Repeat every line of the listing below exactly, minus the pictures.

○ ○ ○ ○ ○ ○ ○

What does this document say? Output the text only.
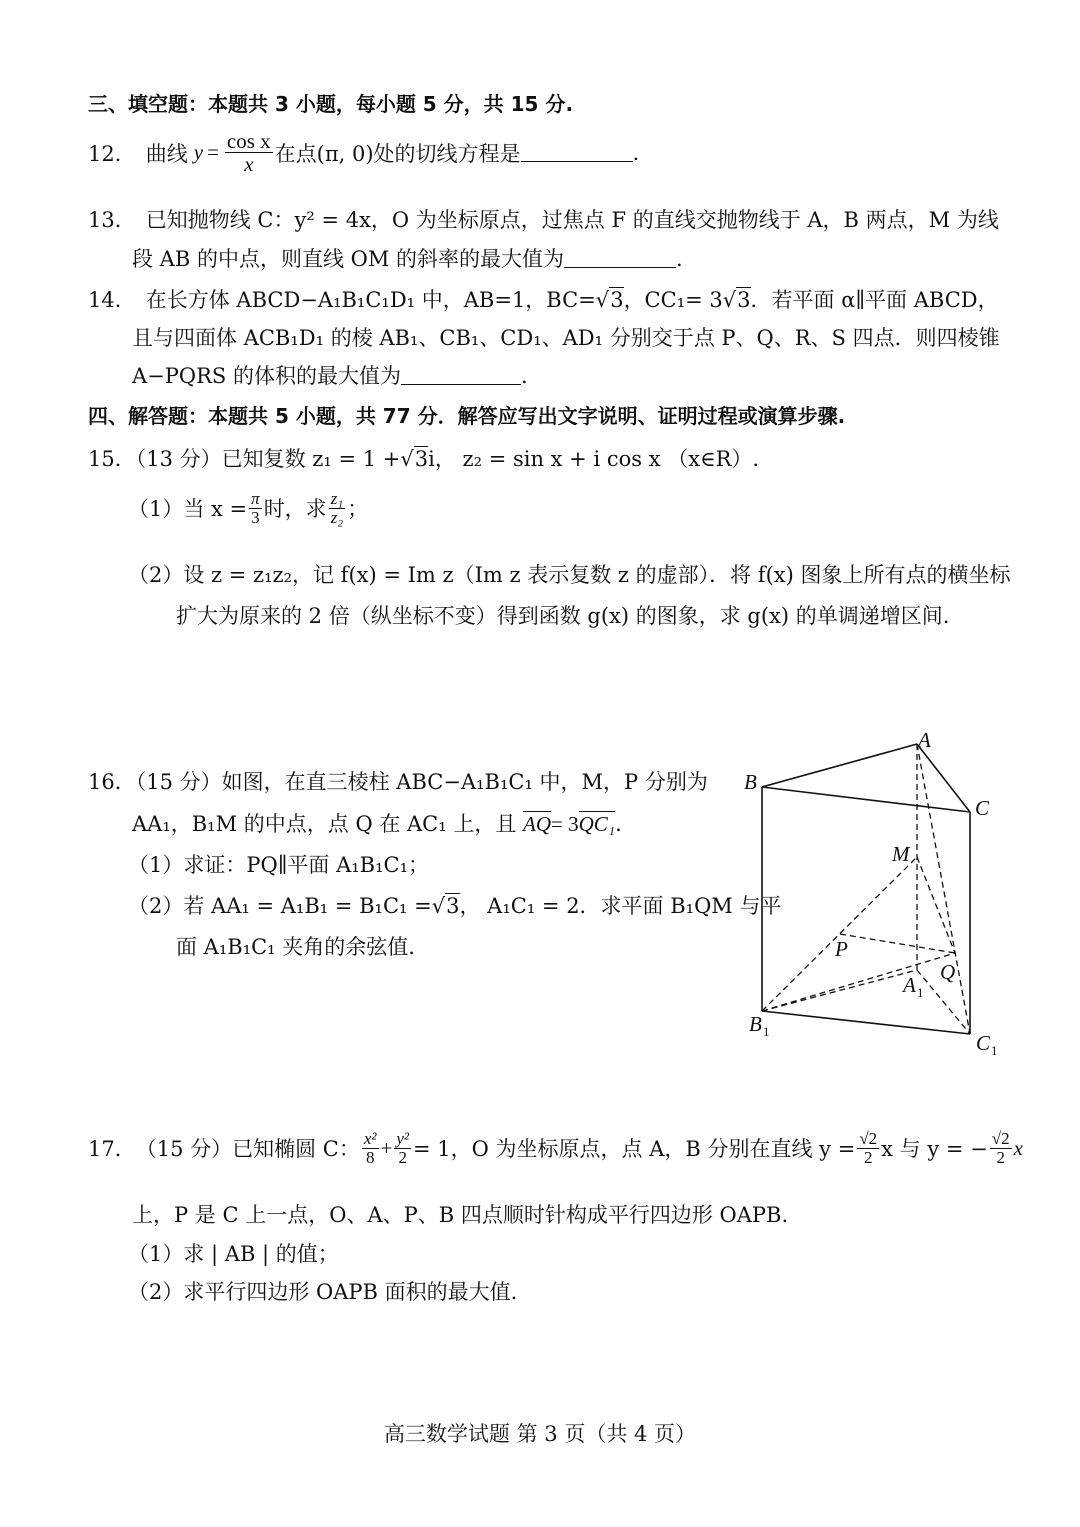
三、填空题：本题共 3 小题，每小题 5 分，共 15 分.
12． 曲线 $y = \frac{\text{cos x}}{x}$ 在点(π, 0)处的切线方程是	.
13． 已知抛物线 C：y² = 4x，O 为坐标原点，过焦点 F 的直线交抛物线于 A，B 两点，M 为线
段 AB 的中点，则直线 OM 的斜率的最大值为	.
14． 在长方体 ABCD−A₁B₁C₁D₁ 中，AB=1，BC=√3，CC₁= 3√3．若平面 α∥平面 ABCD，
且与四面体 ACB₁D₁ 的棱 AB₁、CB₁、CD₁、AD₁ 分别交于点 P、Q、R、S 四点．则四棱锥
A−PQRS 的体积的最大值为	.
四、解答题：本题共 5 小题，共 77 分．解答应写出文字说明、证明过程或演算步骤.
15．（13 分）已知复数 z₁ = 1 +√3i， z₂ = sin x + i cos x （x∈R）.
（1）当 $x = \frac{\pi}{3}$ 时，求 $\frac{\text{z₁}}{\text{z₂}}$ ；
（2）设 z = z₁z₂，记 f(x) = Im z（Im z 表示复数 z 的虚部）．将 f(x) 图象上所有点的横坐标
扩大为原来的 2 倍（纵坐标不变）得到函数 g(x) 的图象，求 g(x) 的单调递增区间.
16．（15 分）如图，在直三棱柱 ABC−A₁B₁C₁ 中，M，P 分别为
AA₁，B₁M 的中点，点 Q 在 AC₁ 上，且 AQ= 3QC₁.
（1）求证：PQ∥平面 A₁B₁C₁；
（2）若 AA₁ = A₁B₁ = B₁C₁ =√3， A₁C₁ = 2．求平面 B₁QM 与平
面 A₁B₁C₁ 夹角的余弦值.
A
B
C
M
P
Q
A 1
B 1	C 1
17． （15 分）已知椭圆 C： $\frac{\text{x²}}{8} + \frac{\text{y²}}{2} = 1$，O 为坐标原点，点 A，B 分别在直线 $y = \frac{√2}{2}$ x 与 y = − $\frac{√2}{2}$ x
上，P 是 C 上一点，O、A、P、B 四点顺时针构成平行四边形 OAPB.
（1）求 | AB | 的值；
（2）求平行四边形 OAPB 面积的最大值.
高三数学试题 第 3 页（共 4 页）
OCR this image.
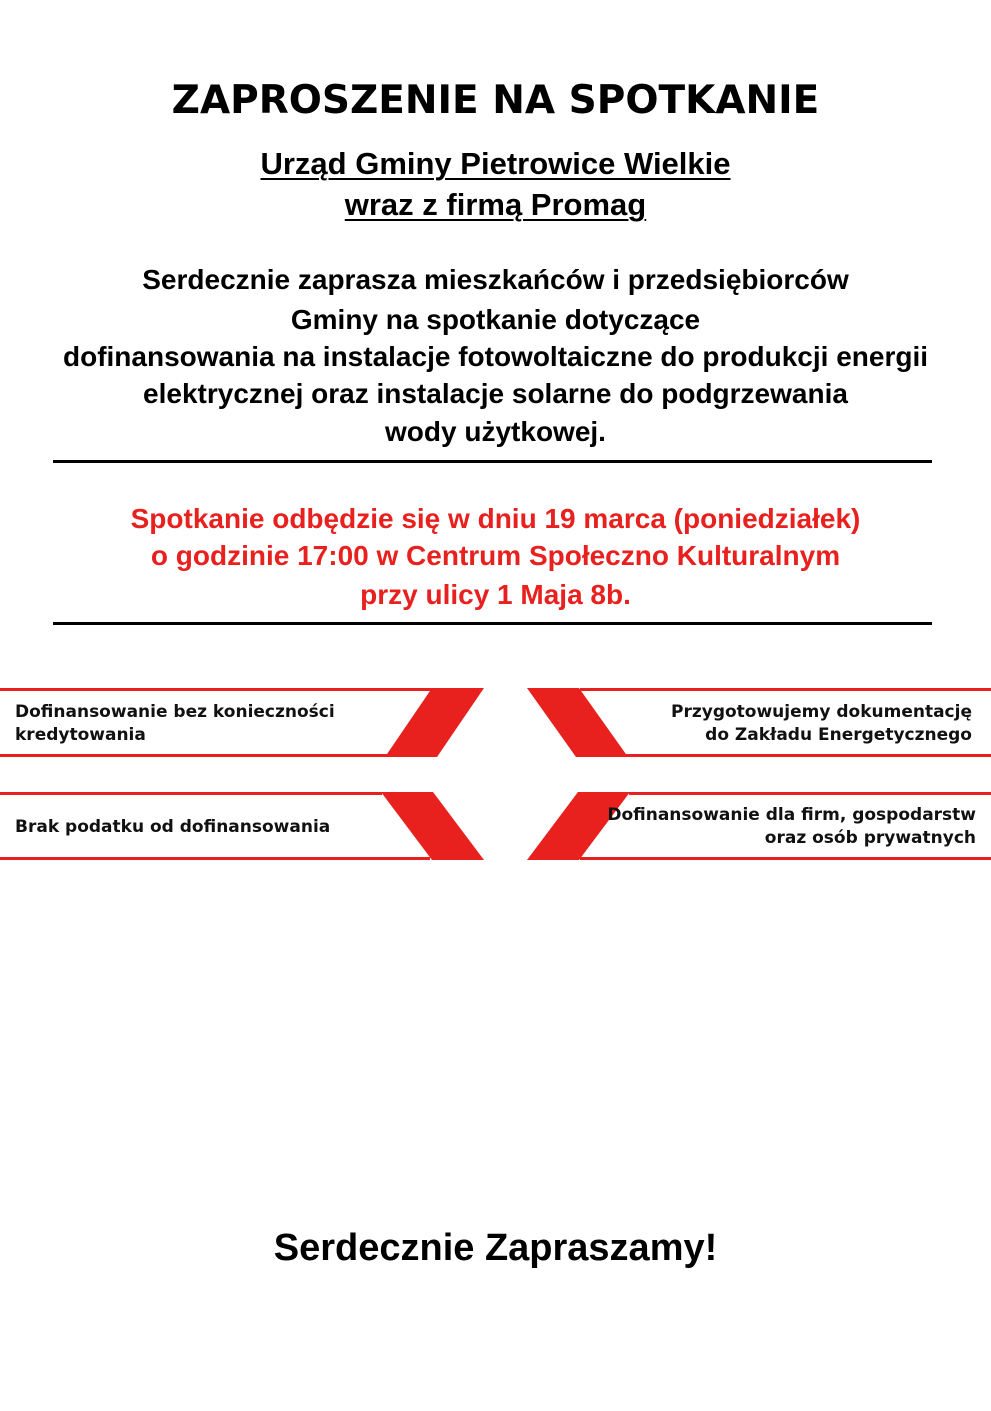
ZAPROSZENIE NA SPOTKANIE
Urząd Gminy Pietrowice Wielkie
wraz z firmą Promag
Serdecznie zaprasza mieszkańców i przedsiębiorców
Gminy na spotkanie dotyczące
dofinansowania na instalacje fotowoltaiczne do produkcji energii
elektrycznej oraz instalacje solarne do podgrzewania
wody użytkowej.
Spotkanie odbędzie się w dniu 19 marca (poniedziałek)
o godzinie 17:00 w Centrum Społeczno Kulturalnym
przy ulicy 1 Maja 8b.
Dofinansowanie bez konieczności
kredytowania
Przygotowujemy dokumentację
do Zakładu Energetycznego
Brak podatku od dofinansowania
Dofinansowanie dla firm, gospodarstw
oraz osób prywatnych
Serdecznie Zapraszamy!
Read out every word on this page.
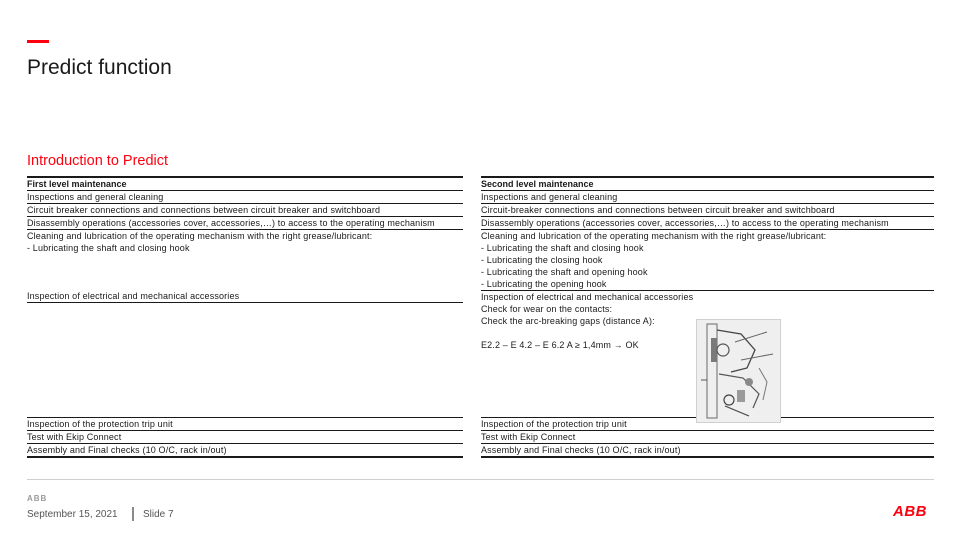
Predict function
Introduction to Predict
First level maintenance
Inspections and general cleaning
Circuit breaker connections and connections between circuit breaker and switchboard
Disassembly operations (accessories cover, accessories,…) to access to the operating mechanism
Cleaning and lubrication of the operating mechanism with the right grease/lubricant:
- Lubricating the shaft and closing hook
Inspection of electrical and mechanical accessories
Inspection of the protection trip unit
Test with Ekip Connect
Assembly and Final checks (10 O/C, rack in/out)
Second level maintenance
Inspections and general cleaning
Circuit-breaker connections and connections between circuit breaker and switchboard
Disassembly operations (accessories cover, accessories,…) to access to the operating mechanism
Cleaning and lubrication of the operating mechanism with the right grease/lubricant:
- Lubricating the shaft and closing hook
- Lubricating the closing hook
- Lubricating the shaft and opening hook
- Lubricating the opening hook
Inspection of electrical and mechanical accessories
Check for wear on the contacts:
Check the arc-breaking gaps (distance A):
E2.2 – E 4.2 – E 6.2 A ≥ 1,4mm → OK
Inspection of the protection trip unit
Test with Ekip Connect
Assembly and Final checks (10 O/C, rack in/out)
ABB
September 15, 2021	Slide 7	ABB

○ ○ ○ ○ ○ ○ ○

* _Task answer_:
What does this document say? Output the text only.
三、填空题：本题共 3 小题，每小题 5 分，共 15 分.
12． 曲线 $y = \frac{\text{cos x}}{x}$ 在点(π, 0)处的切线方程是	.
13． 已知抛物线 C：y² = 4x，O 为坐标原点，过焦点 F 的直线交抛物线于 A，B 两点，M 为线
段 AB 的中点，则直线 OM 的斜率的最大值为	.
14． 在长方体 ABCD−A₁B₁C₁D₁ 中，AB=1，BC=√3，CC₁= 3√3．若平面 α∥平面 ABCD，
且与四面体 ACB₁D₁ 的棱 AB₁、CB₁、CD₁、AD₁ 分别交于点 P、Q、R、S 四点．则四棱锥
A−PQRS 的体积的最大值为	.
四、解答题：本题共 5 小题，共 77 分．解答应写出文字说明、证明过程或演算步骤.
15．（13 分）已知复数 z₁ = 1 +√3i， z₂ = sin x + i cos x （x∈R）.
（1）当 $x = \frac{\pi}{3}$ 时，求 $\frac{\text{z₁}}{\text{z₂}}$ ；
（2）设 z = z₁z₂，记 f(x) = Im z（Im z 表示复数 z 的虚部）．将 f(x) 图象上所有点的横坐标
扩大为原来的 2 倍（纵坐标不变）得到函数 g(x) 的图象，求 g(x) 的单调递增区间.
16．（15 分）如图，在直三棱柱 ABC−A₁B₁C₁ 中，M，P 分别为
AA₁，B₁M 的中点，点 Q 在 AC₁ 上，且 AQ= 3QC₁.
（1）求证：PQ∥平面 A₁B₁C₁；
（2）若 AA₁ = A₁B₁ = B₁C₁ =√3， A₁C₁ = 2．求平面 B₁QM 与平
面 A₁B₁C₁ 夹角的余弦值.
A
B
C
M
P
Q
A 1
B 1	C 1
17． （15 分）已知椭圆 C： $\frac{\text{x²}}{8} + \frac{\text{y²}}{2} = 1$，O 为坐标原点，点 A，B 分别在直线 $y = \frac{√2}{2}$ x 与 y = − $\frac{√2}{2}$ x
上，P 是 C 上一点，O、A、P、B 四点顺时针构成平行四边形 OAPB.
（1）求 | AB | 的值；
（2）求平行四边形 OAPB 面积的最大值.
高三数学试题 第 3 页（共 4 页）
OCR this image.
ZAPROSZENIE NA SPOTKANIE
Urząd Gminy Pietrowice Wielkie
wraz z firmą Promag
Serdecznie zaprasza mieszkańców i przedsiębiorców
Gminy na spotkanie dotyczące
dofinansowania na instalacje fotowoltaiczne do produkcji energii
elektrycznej oraz instalacje solarne do podgrzewania
wody użytkowej.
Spotkanie odbędzie się w dniu 19 marca (poniedziałek)
o godzinie 17:00 w Centrum Społeczno Kulturalnym
przy ulicy 1 Maja 8b.
Dofinansowanie bez konieczności
kredytowania
Przygotowujemy dokumentację
do Zakładu Energetycznego
Brak podatku od dofinansowania
Dofinansowanie dla firm, gospodarstw
oraz osób prywatnych
Serdecznie Zapraszamy!
Read out every word on this page.
Predict function
Introduction to Predict
First level maintenance
Inspections and general cleaning
Circuit breaker connections and connections between circuit breaker and switchboard
Disassembly operations (accessories cover, accessories,…) to access to the operating mechanism
Cleaning and lubrication of the operating mechanism with the right grease/lubricant:
- Lubricating the shaft and closing hook
Inspection of electrical and mechanical accessories
Inspection of the protection trip unit
Test with Ekip Connect
Assembly and Final checks (10 O/C, rack in/out)
Second level maintenance
Inspections and general cleaning
Circuit-breaker connections and connections between circuit breaker and switchboard
Disassembly operations (accessories cover, accessories,…) to access to the operating mechanism
Cleaning and lubrication of the operating mechanism with the right grease/lubricant:
- Lubricating the shaft and closing hook
- Lubricating the closing hook
- Lubricating the shaft and opening hook
- Lubricating the opening hook
Inspection of electrical and mechanical accessories
Check for wear on the contacts:
Check the arc-breaking gaps (distance A):
E2.2 – E 4.2 – E 6.2 A ≥ 1,4mm → OK
Inspection of the protection trip unit
Test with Ekip Connect
Assembly and Final checks (10 O/C, rack in/out)
ABB
September 15, 2021	Slide 7	ABB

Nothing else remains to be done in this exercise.